* **AIM OF THE EXERCISE**: Quote the records beneath, complete and exact. Leave out images.

* **RECORD LIST**:
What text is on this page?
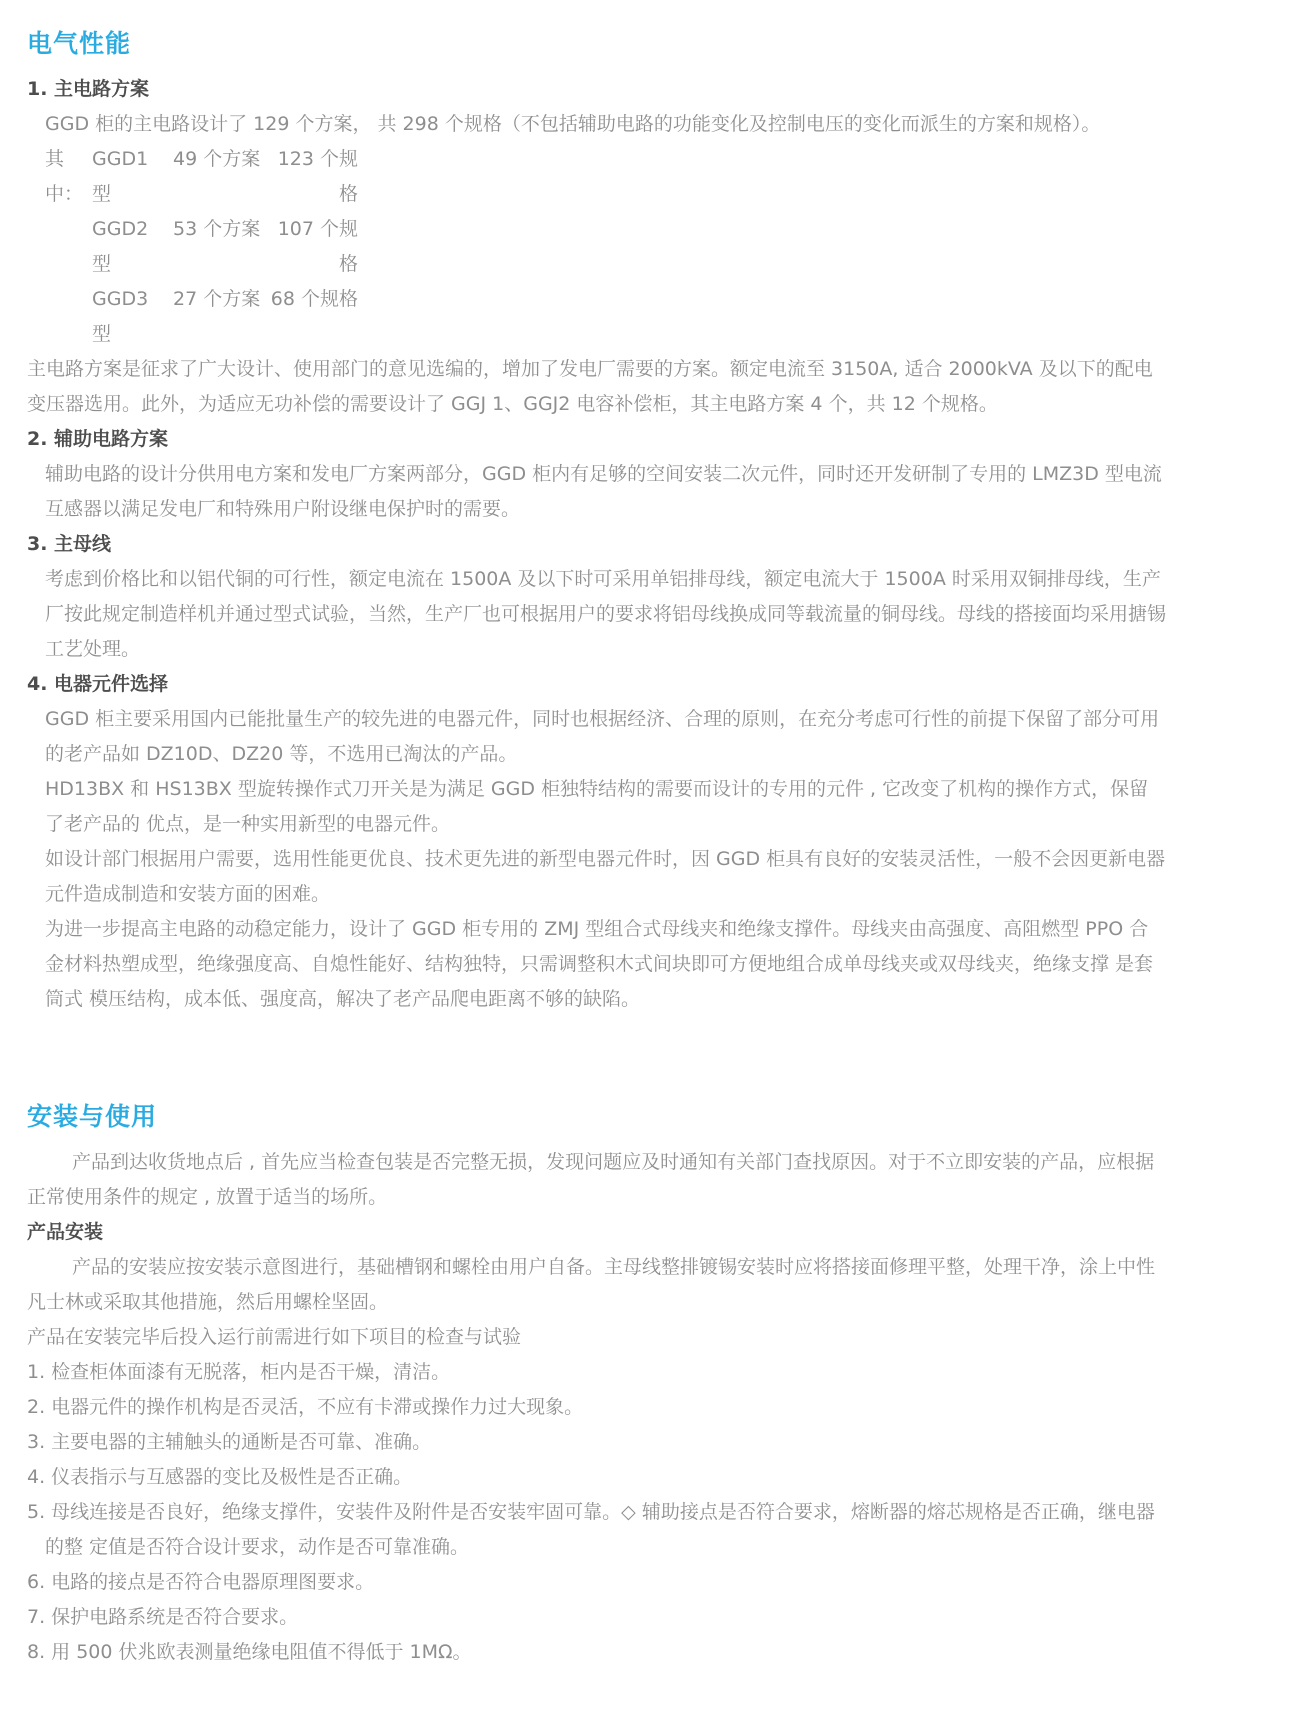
电气性能
1. 主电路方案

GGD 柜的主电路设计了 129 个方案， 共 298 个规格（不包括辅助电路的功能变化及控制电压的变化而派生的方案和规格）。

其中：
GGD1 型
49 个方案 123 个规格
GGD2 型
53 个方案 107 个规格
GGD3 型
27 个方案 68 个规格

主电路方案是征求了广大设计、使用部门的意见选编的，增加了发电厂需要的方案。额定电流至 3150A, 适合 2000kVA 及以下的配电变压器选用。此外，为适应无功补偿的需要设计了 GGJ 1、GGJ2 电容补偿柜，其主电路方案 4 个，共 12 个规格。

2. 辅助电路方案

辅助电路的设计分供用电方案和发电厂方案两部分，GGD 柜内有足够的空间安装二次元件，同时还开发研制了专用的 LMZ3D 型电流互感器以满足发电厂和特殊用户附设继电保护时的需要。

3. 主母线

考虑到价格比和以铝代铜的可行性，额定电流在 1500A 及以下时可采用单铝排母线，额定电流大于 1500A 时采用双铜排母线，生产厂按此规定制造样机并通过型式试验，当然，生产厂也可根据用户的要求将铝母线换成同等载流量的铜母线。母线的搭接面均采用搪锡工艺处理。

4. 电器元件选择

GGD 柜主要采用国内已能批量生产的较先进的电器元件，同时也根据经济、合理的原则，在充分考虑可行性的前提下保留了部分可用的老产品如 DZ10D、DZ20 等，不选用已淘汰的产品。

HD13BX 和 HS13BX 型旋转操作式刀开关是为满足 GGD 柜独特结构的需要而设计的专用的元件 , 它改变了机构的操作方式，保留了老产品的 优点，是一种实用新型的电器元件。

如设计部门根据用户需要，选用性能更优良、技术更先进的新型电器元件时，因 GGD 柜具有良好的安装灵活性，一般不会因更新电器元件造成制造和安装方面的困难。

为进一步提高主电路的动稳定能力，设计了 GGD 柜专用的 ZMJ 型组合式母线夹和绝缘支撑件。母线夹由高强度、高阻燃型 PPO 合金材料热塑成型，绝缘强度高、自熄性能好、结构独特，只需调整积木式间块即可方便地组合成单母线夹或双母线夹，绝缘支撑 是套筒式 模压结构，成本低、强度高，解决了老产品爬电距离不够的缺陷。

安装与使用

产品到达收货地点后 , 首先应当检查包装是否完整无损，发现问题应及时通知有关部门查找原因。对于不立即安装的产品，应根据正常使用条件的规定 , 放置于适当的场所。

产品安装

产品的安装应按安装示意图进行，基础槽钢和螺栓由用户自备。主母线整排镀锡安装时应将搭接面修理平整，处理干净，涂上中性凡士林或采取其他措施，然后用螺栓坚固。

产品在安装完毕后投入运行前需进行如下项目的检查与试验

1. 检查柜体面漆有无脱落，柜内是否干燥，清洁。
2. 电器元件的操作机构是否灵活，不应有卡滞或操作力过大现象。
3. 主要电器的主辅触头的通断是否可靠、准确。
4. 仪表指示与互感器的变比及极性是否正确。
5. 母线连接是否良好，绝缘支撑件，安装件及附件是否安装牢固可靠。◇ 辅助接点是否符合要求，熔断器的熔芯规格是否正确，继电器的整 定值是否符合设计要求，动作是否可靠准确。
6. 电路的接点是否符合电器原理图要求。
7. 保护电路系统是否符合要求。
8. 用 500 伏兆欧表测量绝缘电阻值不得低于 1MΩ。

* **OUTPUT FOR THIS TASK**:
What text is on this page?
电气性能
1. 主电路方案

GGD 柜的主电路设计了 129 个方案， 共 298 个规格（不包括辅助电路的功能变化及控制电压的变化而派生的方案和规格）。

其中：
GGD1 型
49 个方案 123 个规格
GGD2 型
53 个方案 107 个规格
GGD3 型
27 个方案 68 个规格

主电路方案是征求了广大设计、使用部门的意见选编的，增加了发电厂需要的方案。额定电流至 3150A, 适合 2000kVA 及以下的配电变压器选用。此外，为适应无功补偿的需要设计了 GGJ 1、GGJ2 电容补偿柜，其主电路方案 4 个，共 12 个规格。

2. 辅助电路方案

辅助电路的设计分供用电方案和发电厂方案两部分，GGD 柜内有足够的空间安装二次元件，同时还开发研制了专用的 LMZ3D 型电流互感器以满足发电厂和特殊用户附设继电保护时的需要。

3. 主母线

考虑到价格比和以铝代铜的可行性，额定电流在 1500A 及以下时可采用单铝排母线，额定电流大于 1500A 时采用双铜排母线，生产厂按此规定制造样机并通过型式试验，当然，生产厂也可根据用户的要求将铝母线换成同等载流量的铜母线。母线的搭接面均采用搪锡工艺处理。

4. 电器元件选择

GGD 柜主要采用国内已能批量生产的较先进的电器元件，同时也根据经济、合理的原则，在充分考虑可行性的前提下保留了部分可用的老产品如 DZ10D、DZ20 等，不选用已淘汰的产品。

HD13BX 和 HS13BX 型旋转操作式刀开关是为满足 GGD 柜独特结构的需要而设计的专用的元件 , 它改变了机构的操作方式，保留了老产品的 优点，是一种实用新型的电器元件。

如设计部门根据用户需要，选用性能更优良、技术更先进的新型电器元件时，因 GGD 柜具有良好的安装灵活性，一般不会因更新电器元件造成制造和安装方面的困难。

为进一步提高主电路的动稳定能力，设计了 GGD 柜专用的 ZMJ 型组合式母线夹和绝缘支撑件。母线夹由高强度、高阻燃型 PPO 合金材料热塑成型，绝缘强度高、自熄性能好、结构独特，只需调整积木式间块即可方便地组合成单母线夹或双母线夹，绝缘支撑 是套筒式 模压结构，成本低、强度高，解决了老产品爬电距离不够的缺陷。

安装与使用

产品到达收货地点后 , 首先应当检查包装是否完整无损，发现问题应及时通知有关部门查找原因。对于不立即安装的产品，应根据正常使用条件的规定 , 放置于适当的场所。

产品安装

产品的安装应按安装示意图进行，基础槽钢和螺栓由用户自备。主母线整排镀锡安装时应将搭接面修理平整，处理干净，涂上中性凡士林或采取其他措施，然后用螺栓坚固。

产品在安装完毕后投入运行前需进行如下项目的检查与试验

1. 检查柜体面漆有无脱落，柜内是否干燥，清洁。
2. 电器元件的操作机构是否灵活，不应有卡滞或操作力过大现象。
3. 主要电器的主辅触头的通断是否可靠、准确。
4. 仪表指示与互感器的变比及极性是否正确。
5. 母线连接是否良好，绝缘支撑件，安装件及附件是否安装牢固可靠。◇ 辅助接点是否符合要求，熔断器的熔芯规格是否正确，继电器的整 定值是否符合设计要求，动作是否可靠准确。
6. 电路的接点是否符合电器原理图要求。
7. 保护电路系统是否符合要求。
8. 用 500 伏兆欧表测量绝缘电阻值不得低于 1MΩ。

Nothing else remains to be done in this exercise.